Stored data:
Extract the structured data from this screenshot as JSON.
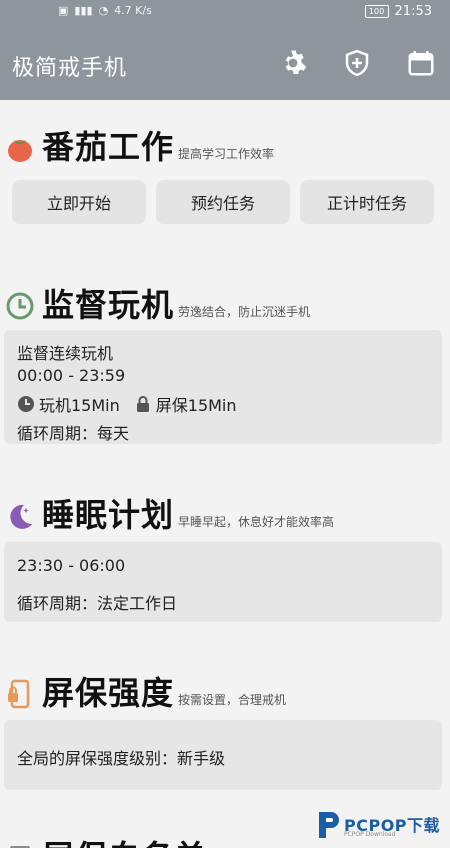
{
  "status_bar": {
    "signal_text": "4.7 K/s",
    "time": "21:53",
    "battery": "100"
  },
  "app_bar": {
    "title": "极简戒手机",
    "icons": [
      "gear-icon",
      "shield-plus-icon",
      "calendar-icon"
    ]
  },
  "sections": {
    "pomodoro": {
      "title": "番茄工作",
      "subtitle": "提高学习工作效率",
      "icon": "tomato-icon",
      "buttons": [
        "立即开始",
        "预约任务",
        "正计时任务"
      ]
    },
    "supervise": {
      "title": "监督玩机",
      "subtitle": "劳逸结合，防止沉迷手机",
      "icon": "clock-icon",
      "card": {
        "name": "监督连续玩机",
        "time_range": "00:00 - 23:59",
        "play_label": "玩机15Min",
        "lock_label": "屏保15Min",
        "cycle": "循环周期：每天"
      }
    },
    "sleep": {
      "title": "睡眠计划",
      "subtitle": "早睡早起，休息好才能效率高",
      "icon": "moon-icon",
      "card": {
        "time_range": "23:30 - 06:00",
        "cycle": "循环周期：法定工作日"
      }
    },
    "strength": {
      "title": "屏保强度",
      "subtitle": "按需设置，合理戒机",
      "icon": "phone-lock-icon",
      "card": {
        "level": "全局的屏保强度级别：新手级"
      }
    },
    "whitelist": {
      "title": "屏保白名单"
    }
  },
  "watermark": {
    "text": "PCPOP下载",
    "sub": "PCPOP Download"
  },
  "colors": {
    "appbar": "#8e959c",
    "tomato": "#e8674a",
    "clock": "#6a9a6c",
    "moon": "#8a5ab8",
    "phone": "#e59a5a",
    "card": "#e6e6e6",
    "watermark": "#1b5ea8"
  }
}
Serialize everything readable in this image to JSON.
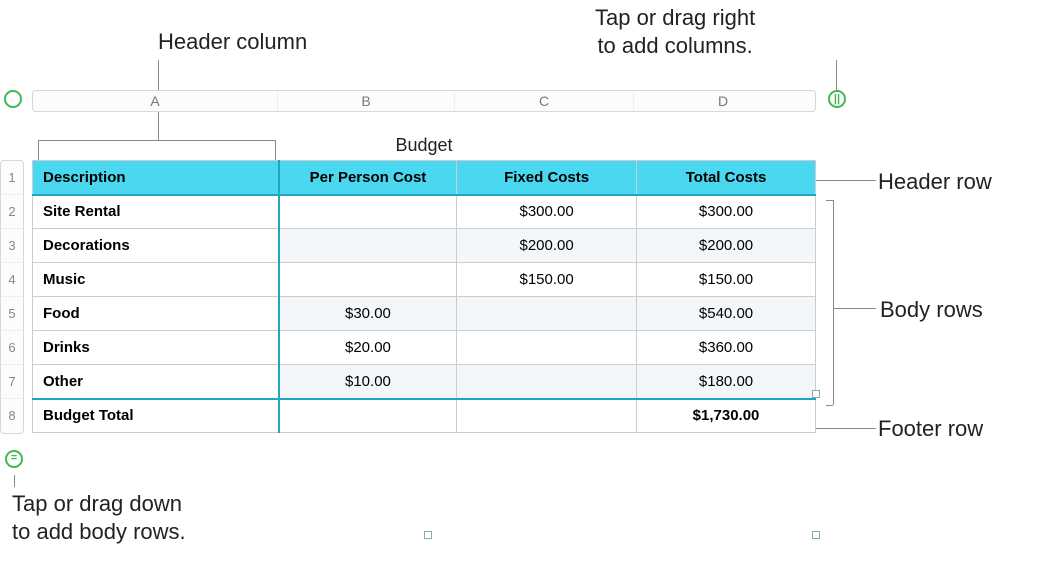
{
  "annotations": {
    "header_column": "Header column",
    "add_columns": "Tap or drag right\nto add columns.",
    "header_row": "Header row",
    "body_rows": "Body rows",
    "footer_row": "Footer row",
    "add_rows": "Tap or drag down\nto add body rows."
  },
  "columns": [
    "A",
    "B",
    "C",
    "D"
  ],
  "row_numbers": [
    "1",
    "2",
    "3",
    "4",
    "5",
    "6",
    "7",
    "8"
  ],
  "table": {
    "title": "Budget",
    "headers": [
      "Description",
      "Per Person Cost",
      "Fixed Costs",
      "Total Costs"
    ],
    "rows": [
      {
        "desc": "Site Rental",
        "ppc": "",
        "fixed": "$300.00",
        "total": "$300.00"
      },
      {
        "desc": "Decorations",
        "ppc": "",
        "fixed": "$200.00",
        "total": "$200.00"
      },
      {
        "desc": "Music",
        "ppc": "",
        "fixed": "$150.00",
        "total": "$150.00"
      },
      {
        "desc": "Food",
        "ppc": "$30.00",
        "fixed": "",
        "total": "$540.00"
      },
      {
        "desc": "Drinks",
        "ppc": "$20.00",
        "fixed": "",
        "total": "$360.00"
      },
      {
        "desc": "Other",
        "ppc": "$10.00",
        "fixed": "",
        "total": "$180.00"
      }
    ],
    "footer": {
      "desc": "Budget Total",
      "ppc": "",
      "fixed": "",
      "total": "$1,730.00"
    }
  },
  "handles": {
    "add_cols_glyph": "||",
    "add_rows_glyph": "="
  },
  "chart_data": {
    "type": "table",
    "title": "Budget",
    "columns": [
      "Description",
      "Per Person Cost",
      "Fixed Costs",
      "Total Costs"
    ],
    "rows": [
      [
        "Site Rental",
        null,
        300.0,
        300.0
      ],
      [
        "Decorations",
        null,
        200.0,
        200.0
      ],
      [
        "Music",
        null,
        150.0,
        150.0
      ],
      [
        "Food",
        30.0,
        null,
        540.0
      ],
      [
        "Drinks",
        20.0,
        null,
        360.0
      ],
      [
        "Other",
        10.0,
        null,
        180.0
      ]
    ],
    "footer": [
      "Budget Total",
      null,
      null,
      1730.0
    ]
  }
}
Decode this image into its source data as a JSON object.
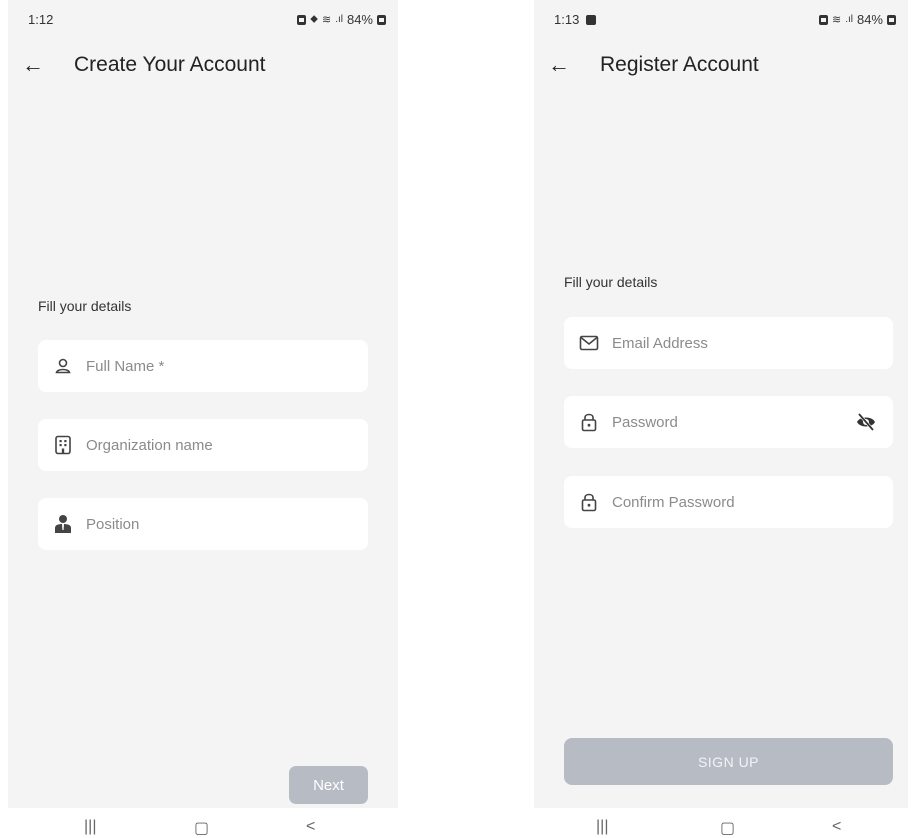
{
  "left": {
    "status": {
      "time": "1:12",
      "battery": "84%"
    },
    "title": "Create Your Account",
    "section_label": "Fill your details",
    "fields": [
      {
        "placeholder": "Full Name *",
        "icon": "person-icon"
      },
      {
        "placeholder": "Organization name",
        "icon": "building-icon"
      },
      {
        "placeholder": "Position",
        "icon": "employee-icon"
      }
    ],
    "next_label": "Next"
  },
  "right": {
    "status": {
      "time": "1:13",
      "battery": "84%"
    },
    "title": "Register Account",
    "section_label": "Fill your details",
    "fields": [
      {
        "placeholder": "Email Address",
        "icon": "mail-icon"
      },
      {
        "placeholder": "Password",
        "icon": "lock-icon"
      },
      {
        "placeholder": "Confirm Password",
        "icon": "lock-icon"
      }
    ],
    "signup_label": "SIGN UP"
  },
  "colors": {
    "screen_bg": "#f4f4f4",
    "field_bg": "#ffffff",
    "button_bg": "#b7bbc4"
  },
  "nav": {
    "recents": "|||",
    "home": "▢",
    "back": "<"
  }
}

PROBLEM DESCRIPTION: Collect from the data above every line that includes "this".

RESPONSE TO THE EXERCISE:
Extract the structured data from this screenshot as JSON.
Serialize everything readable in this image to JSON.
Decode this image into its source data as a JSON object.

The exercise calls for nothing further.